RECORDS SHOWN:
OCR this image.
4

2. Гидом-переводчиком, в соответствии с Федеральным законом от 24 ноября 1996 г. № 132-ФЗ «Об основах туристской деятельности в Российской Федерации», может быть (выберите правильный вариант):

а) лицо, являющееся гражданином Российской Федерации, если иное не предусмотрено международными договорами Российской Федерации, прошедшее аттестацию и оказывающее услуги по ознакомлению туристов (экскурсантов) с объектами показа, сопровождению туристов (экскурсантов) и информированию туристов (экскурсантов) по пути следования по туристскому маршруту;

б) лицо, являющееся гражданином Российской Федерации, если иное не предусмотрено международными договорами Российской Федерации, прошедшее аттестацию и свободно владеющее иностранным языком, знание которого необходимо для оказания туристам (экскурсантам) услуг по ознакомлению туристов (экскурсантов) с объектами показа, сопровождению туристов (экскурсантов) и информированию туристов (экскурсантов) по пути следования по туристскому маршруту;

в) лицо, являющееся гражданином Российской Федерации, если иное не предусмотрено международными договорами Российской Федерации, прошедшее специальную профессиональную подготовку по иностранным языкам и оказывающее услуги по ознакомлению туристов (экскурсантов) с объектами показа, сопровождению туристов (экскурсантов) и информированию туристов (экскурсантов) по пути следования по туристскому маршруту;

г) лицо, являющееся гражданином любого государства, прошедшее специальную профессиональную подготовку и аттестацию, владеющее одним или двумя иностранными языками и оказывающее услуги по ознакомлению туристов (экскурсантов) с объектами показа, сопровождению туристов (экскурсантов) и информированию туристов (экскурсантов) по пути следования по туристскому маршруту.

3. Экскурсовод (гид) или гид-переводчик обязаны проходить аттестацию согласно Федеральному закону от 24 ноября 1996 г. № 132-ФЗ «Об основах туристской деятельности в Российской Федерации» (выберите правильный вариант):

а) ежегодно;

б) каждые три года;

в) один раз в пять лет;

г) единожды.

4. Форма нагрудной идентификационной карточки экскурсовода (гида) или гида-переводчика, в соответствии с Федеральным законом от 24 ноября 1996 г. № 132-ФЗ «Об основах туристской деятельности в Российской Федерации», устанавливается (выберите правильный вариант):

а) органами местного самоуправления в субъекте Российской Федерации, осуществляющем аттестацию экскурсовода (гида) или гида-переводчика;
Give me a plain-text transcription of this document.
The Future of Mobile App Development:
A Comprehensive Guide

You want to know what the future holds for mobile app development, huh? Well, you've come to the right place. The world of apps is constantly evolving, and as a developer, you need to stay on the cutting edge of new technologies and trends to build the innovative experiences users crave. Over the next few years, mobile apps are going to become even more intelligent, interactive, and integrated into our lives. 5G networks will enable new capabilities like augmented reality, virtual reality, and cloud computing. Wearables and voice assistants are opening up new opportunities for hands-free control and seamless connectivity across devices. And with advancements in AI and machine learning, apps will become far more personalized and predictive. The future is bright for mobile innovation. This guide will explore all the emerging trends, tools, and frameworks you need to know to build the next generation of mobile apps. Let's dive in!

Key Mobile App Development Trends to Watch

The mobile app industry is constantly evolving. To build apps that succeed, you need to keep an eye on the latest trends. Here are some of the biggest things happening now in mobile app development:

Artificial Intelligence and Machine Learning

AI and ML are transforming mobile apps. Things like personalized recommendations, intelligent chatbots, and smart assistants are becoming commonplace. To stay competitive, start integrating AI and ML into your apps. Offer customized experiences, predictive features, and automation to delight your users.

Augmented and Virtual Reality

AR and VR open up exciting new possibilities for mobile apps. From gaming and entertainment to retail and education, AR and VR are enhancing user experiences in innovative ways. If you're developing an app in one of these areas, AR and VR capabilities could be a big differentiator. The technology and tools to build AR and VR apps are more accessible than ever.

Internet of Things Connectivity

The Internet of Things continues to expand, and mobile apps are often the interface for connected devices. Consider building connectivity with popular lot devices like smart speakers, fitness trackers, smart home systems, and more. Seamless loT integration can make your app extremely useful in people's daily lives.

DIRECTIVE: Reproduce the data, keeping every line exactly the same.

OUTPUT BELOW:
OCR this image.
4

2. Гидом-переводчиком, в соответствии с Федеральным законом от 24 ноября 1996 г. № 132-ФЗ «Об основах туристской деятельности в Российской Федерации», может быть (выберите правильный вариант):

а) лицо, являющееся гражданином Российской Федерации, если иное не предусмотрено международными договорами Российской Федерации, прошедшее аттестацию и оказывающее услуги по ознакомлению туристов (экскурсантов) с объектами показа, сопровождению туристов (экскурсантов) и информированию туристов (экскурсантов) по пути следования по туристскому маршруту;

б) лицо, являющееся гражданином Российской Федерации, если иное не предусмотрено международными договорами Российской Федерации, прошедшее аттестацию и свободно владеющее иностранным языком, знание которого необходимо для оказания туристам (экскурсантам) услуг по ознакомлению туристов (экскурсантов) с объектами показа, сопровождению туристов (экскурсантов) и информированию туристов (экскурсантов) по пути следования по туристскому маршруту;

в) лицо, являющееся гражданином Российской Федерации, если иное не предусмотрено международными договорами Российской Федерации, прошедшее специальную профессиональную подготовку по иностранным языкам и оказывающее услуги по ознакомлению туристов (экскурсантов) с объектами показа, сопровождению туристов (экскурсантов) и информированию туристов (экскурсантов) по пути следования по туристскому маршруту;

г) лицо, являющееся гражданином любого государства, прошедшее специальную профессиональную подготовку и аттестацию, владеющее одним или двумя иностранными языками и оказывающее услуги по ознакомлению туристов (экскурсантов) с объектами показа, сопровождению туристов (экскурсантов) и информированию туристов (экскурсантов) по пути следования по туристскому маршруту.

3. Экскурсовод (гид) или гид-переводчик обязаны проходить аттестацию согласно Федеральному закону от 24 ноября 1996 г. № 132-ФЗ «Об основах туристской деятельности в Российской Федерации» (выберите правильный вариант):

а) ежегодно;

б) каждые три года;

в) один раз в пять лет;

г) единожды.

4. Форма нагрудной идентификационной карточки экскурсовода (гида) или гида-переводчика, в соответствии с Федеральным законом от 24 ноября 1996 г. № 132-ФЗ «Об основах туристской деятельности в Российской Федерации», устанавливается (выберите правильный вариант):

а) органами местного самоуправления в субъекте Российской Федерации, осуществляющем аттестацию экскурсовода (гида) или гида-переводчика;
Give me a plain-text transcription of this document.
The Future of Mobile App Development:
A Comprehensive Guide

You want to know what the future holds for mobile app development, huh? Well, you've come to the right place. The world of apps is constantly evolving, and as a developer, you need to stay on the cutting edge of new technologies and trends to build the innovative experiences users crave. Over the next few years, mobile apps are going to become even more intelligent, interactive, and integrated into our lives. 5G networks will enable new capabilities like augmented reality, virtual reality, and cloud computing. Wearables and voice assistants are opening up new opportunities for hands-free control and seamless connectivity across devices. And with advancements in AI and machine learning, apps will become far more personalized and predictive. The future is bright for mobile innovation. This guide will explore all the emerging trends, tools, and frameworks you need to know to build the next generation of mobile apps. Let's dive in!

Key Mobile App Development Trends to Watch

The mobile app industry is constantly evolving. To build apps that succeed, you need to keep an eye on the latest trends. Here are some of the biggest things happening now in mobile app development:

Artificial Intelligence and Machine Learning

AI and ML are transforming mobile apps. Things like personalized recommendations, intelligent chatbots, and smart assistants are becoming commonplace. To stay competitive, start integrating AI and ML into your apps. Offer customized experiences, predictive features, and automation to delight your users.

Augmented and Virtual Reality

AR and VR open up exciting new possibilities for mobile apps. From gaming and entertainment to retail and education, AR and VR are enhancing user experiences in innovative ways. If you're developing an app in one of these areas, AR and VR capabilities could be a big differentiator. The technology and tools to build AR and VR apps are more accessible than ever.

Internet of Things Connectivity

The Internet of Things continues to expand, and mobile apps are often the interface for connected devices. Consider building connectivity with popular lot devices like smart speakers, fitness trackers, smart home systems, and more. Seamless loT integration can make your app extremely useful in people's daily lives.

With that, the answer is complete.